• Written task
Copy the data word for word, keeping every line.

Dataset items

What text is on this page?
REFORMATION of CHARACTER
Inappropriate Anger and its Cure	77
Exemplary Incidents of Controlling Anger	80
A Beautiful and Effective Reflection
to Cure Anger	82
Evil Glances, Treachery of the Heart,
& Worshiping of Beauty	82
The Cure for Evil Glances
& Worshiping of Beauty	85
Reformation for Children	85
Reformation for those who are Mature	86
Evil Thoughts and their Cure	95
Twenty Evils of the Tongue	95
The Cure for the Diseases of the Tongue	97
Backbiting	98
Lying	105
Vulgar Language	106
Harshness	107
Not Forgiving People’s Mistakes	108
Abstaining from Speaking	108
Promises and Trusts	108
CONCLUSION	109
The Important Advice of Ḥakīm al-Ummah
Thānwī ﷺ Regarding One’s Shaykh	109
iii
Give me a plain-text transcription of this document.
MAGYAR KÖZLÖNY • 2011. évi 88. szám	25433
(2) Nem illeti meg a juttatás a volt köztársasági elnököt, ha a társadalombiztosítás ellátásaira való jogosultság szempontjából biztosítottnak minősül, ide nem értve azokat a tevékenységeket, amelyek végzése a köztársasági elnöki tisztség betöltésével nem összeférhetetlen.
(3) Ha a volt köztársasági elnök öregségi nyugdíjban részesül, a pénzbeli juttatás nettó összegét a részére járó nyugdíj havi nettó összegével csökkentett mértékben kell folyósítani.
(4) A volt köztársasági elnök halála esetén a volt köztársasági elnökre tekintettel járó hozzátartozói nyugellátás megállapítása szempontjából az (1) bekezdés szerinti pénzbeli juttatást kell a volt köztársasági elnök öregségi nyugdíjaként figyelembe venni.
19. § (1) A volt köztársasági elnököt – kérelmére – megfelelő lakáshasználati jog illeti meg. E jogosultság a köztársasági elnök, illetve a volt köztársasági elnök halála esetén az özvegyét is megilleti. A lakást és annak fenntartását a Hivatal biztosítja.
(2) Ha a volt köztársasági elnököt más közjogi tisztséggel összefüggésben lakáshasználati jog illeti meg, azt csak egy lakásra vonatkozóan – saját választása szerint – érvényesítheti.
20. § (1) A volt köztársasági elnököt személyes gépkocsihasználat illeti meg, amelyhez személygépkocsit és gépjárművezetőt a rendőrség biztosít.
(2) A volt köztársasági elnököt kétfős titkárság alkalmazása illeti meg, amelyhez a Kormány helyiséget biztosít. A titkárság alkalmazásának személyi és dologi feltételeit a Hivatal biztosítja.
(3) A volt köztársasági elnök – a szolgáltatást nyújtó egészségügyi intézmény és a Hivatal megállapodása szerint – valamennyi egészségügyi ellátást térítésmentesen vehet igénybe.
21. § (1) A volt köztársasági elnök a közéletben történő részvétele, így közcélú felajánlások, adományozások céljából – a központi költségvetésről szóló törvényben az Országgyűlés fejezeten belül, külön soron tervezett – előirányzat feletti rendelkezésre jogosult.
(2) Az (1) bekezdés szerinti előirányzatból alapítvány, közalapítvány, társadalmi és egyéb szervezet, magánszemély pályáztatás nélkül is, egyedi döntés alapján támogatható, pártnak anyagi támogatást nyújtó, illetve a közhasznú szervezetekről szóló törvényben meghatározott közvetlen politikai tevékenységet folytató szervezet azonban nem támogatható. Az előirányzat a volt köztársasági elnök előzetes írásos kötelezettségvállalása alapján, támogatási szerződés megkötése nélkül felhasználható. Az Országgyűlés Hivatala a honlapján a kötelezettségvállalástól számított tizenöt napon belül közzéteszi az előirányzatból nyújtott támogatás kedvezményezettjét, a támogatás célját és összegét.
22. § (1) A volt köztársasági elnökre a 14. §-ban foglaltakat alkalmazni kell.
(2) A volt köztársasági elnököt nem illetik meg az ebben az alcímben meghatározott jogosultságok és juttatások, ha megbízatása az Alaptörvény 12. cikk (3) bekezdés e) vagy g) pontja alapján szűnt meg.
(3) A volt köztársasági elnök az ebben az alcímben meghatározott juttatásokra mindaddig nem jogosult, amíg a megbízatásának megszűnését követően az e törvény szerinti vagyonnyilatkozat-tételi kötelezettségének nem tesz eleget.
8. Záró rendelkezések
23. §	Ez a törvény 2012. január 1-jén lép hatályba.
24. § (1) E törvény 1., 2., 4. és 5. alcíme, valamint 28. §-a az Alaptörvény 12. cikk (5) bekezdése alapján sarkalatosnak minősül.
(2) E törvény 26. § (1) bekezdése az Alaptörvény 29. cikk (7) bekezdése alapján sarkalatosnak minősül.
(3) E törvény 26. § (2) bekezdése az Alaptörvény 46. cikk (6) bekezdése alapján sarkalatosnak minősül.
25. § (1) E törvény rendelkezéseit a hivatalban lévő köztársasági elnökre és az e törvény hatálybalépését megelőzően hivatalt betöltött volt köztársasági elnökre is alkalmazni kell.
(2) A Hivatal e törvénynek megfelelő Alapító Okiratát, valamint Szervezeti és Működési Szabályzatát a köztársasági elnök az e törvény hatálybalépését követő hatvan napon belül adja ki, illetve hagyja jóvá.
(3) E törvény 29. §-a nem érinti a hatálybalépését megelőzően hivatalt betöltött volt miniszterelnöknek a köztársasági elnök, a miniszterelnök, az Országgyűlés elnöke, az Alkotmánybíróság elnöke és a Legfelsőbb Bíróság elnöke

• Response for this exercise
What text is on this page?
REFORMATION of CHARACTER
Inappropriate Anger and its Cure	77
Exemplary Incidents of Controlling Anger	80
A Beautiful and Effective Reflection
to Cure Anger	82
Evil Glances, Treachery of the Heart,
& Worshiping of Beauty	82
The Cure for Evil Glances
& Worshiping of Beauty	85
Reformation for Children	85
Reformation for those who are Mature	86
Evil Thoughts and their Cure	95
Twenty Evils of the Tongue	95
The Cure for the Diseases of the Tongue	97
Backbiting	98
Lying	105
Vulgar Language	106
Harshness	107
Not Forgiving People’s Mistakes	108
Abstaining from Speaking	108
Promises and Trusts	108
CONCLUSION	109
The Important Advice of Ḥakīm al-Ummah
Thānwī ﷺ Regarding One’s Shaykh	109
iii
Give me a plain-text transcription of this document.
MAGYAR KÖZLÖNY • 2011. évi 88. szám	25433
(2) Nem illeti meg a juttatás a volt köztársasági elnököt, ha a társadalombiztosítás ellátásaira való jogosultság szempontjából biztosítottnak minősül, ide nem értve azokat a tevékenységeket, amelyek végzése a köztársasági elnöki tisztség betöltésével nem összeférhetetlen.
(3) Ha a volt köztársasági elnök öregségi nyugdíjban részesül, a pénzbeli juttatás nettó összegét a részére járó nyugdíj havi nettó összegével csökkentett mértékben kell folyósítani.
(4) A volt köztársasági elnök halála esetén a volt köztársasági elnökre tekintettel járó hozzátartozói nyugellátás megállapítása szempontjából az (1) bekezdés szerinti pénzbeli juttatást kell a volt köztársasági elnök öregségi nyugdíjaként figyelembe venni.
19. § (1) A volt köztársasági elnököt – kérelmére – megfelelő lakáshasználati jog illeti meg. E jogosultság a köztársasági elnök, illetve a volt köztársasági elnök halála esetén az özvegyét is megilleti. A lakást és annak fenntartását a Hivatal biztosítja.
(2) Ha a volt köztársasági elnököt más közjogi tisztséggel összefüggésben lakáshasználati jog illeti meg, azt csak egy lakásra vonatkozóan – saját választása szerint – érvényesítheti.
20. § (1) A volt köztársasági elnököt személyes gépkocsihasználat illeti meg, amelyhez személygépkocsit és gépjárművezetőt a rendőrség biztosít.
(2) A volt köztársasági elnököt kétfős titkárság alkalmazása illeti meg, amelyhez a Kormány helyiséget biztosít. A titkárság alkalmazásának személyi és dologi feltételeit a Hivatal biztosítja.
(3) A volt köztársasági elnök – a szolgáltatást nyújtó egészségügyi intézmény és a Hivatal megállapodása szerint – valamennyi egészségügyi ellátást térítésmentesen vehet igénybe.
21. § (1) A volt köztársasági elnök a közéletben történő részvétele, így közcélú felajánlások, adományozások céljából – a központi költségvetésről szóló törvényben az Országgyűlés fejezeten belül, külön soron tervezett – előirányzat feletti rendelkezésre jogosult.
(2) Az (1) bekezdés szerinti előirányzatból alapítvány, közalapítvány, társadalmi és egyéb szervezet, magánszemély pályáztatás nélkül is, egyedi döntés alapján támogatható, pártnak anyagi támogatást nyújtó, illetve a közhasznú szervezetekről szóló törvényben meghatározott közvetlen politikai tevékenységet folytató szervezet azonban nem támogatható. Az előirányzat a volt köztársasági elnök előzetes írásos kötelezettségvállalása alapján, támogatási szerződés megkötése nélkül felhasználható. Az Országgyűlés Hivatala a honlapján a kötelezettségvállalástól számított tizenöt napon belül közzéteszi az előirányzatból nyújtott támogatás kedvezményezettjét, a támogatás célját és összegét.
22. § (1) A volt köztársasági elnökre a 14. §-ban foglaltakat alkalmazni kell.
(2) A volt köztársasági elnököt nem illetik meg az ebben az alcímben meghatározott jogosultságok és juttatások, ha megbízatása az Alaptörvény 12. cikk (3) bekezdés e) vagy g) pontja alapján szűnt meg.
(3) A volt köztársasági elnök az ebben az alcímben meghatározott juttatásokra mindaddig nem jogosult, amíg a megbízatásának megszűnését követően az e törvény szerinti vagyonnyilatkozat-tételi kötelezettségének nem tesz eleget.
8. Záró rendelkezések
23. §	Ez a törvény 2012. január 1-jén lép hatályba.
24. § (1) E törvény 1., 2., 4. és 5. alcíme, valamint 28. §-a az Alaptörvény 12. cikk (5) bekezdése alapján sarkalatosnak minősül.
(2) E törvény 26. § (1) bekezdése az Alaptörvény 29. cikk (7) bekezdése alapján sarkalatosnak minősül.
(3) E törvény 26. § (2) bekezdése az Alaptörvény 46. cikk (6) bekezdése alapján sarkalatosnak minősül.
25. § (1) E törvény rendelkezéseit a hivatalban lévő köztársasági elnökre és az e törvény hatálybalépését megelőzően hivatalt betöltött volt köztársasági elnökre is alkalmazni kell.
(2) A Hivatal e törvénynek megfelelő Alapító Okiratát, valamint Szervezeti és Működési Szabályzatát a köztársasági elnök az e törvény hatálybalépését követő hatvan napon belül adja ki, illetve hagyja jóvá.
(3) E törvény 29. §-a nem érinti a hatálybalépését megelőzően hivatalt betöltött volt miniszterelnöknek a köztársasági elnök, a miniszterelnök, az Országgyűlés elnöke, az Alkotmánybíróság elnöke és a Legfelsőbb Bíróság elnöke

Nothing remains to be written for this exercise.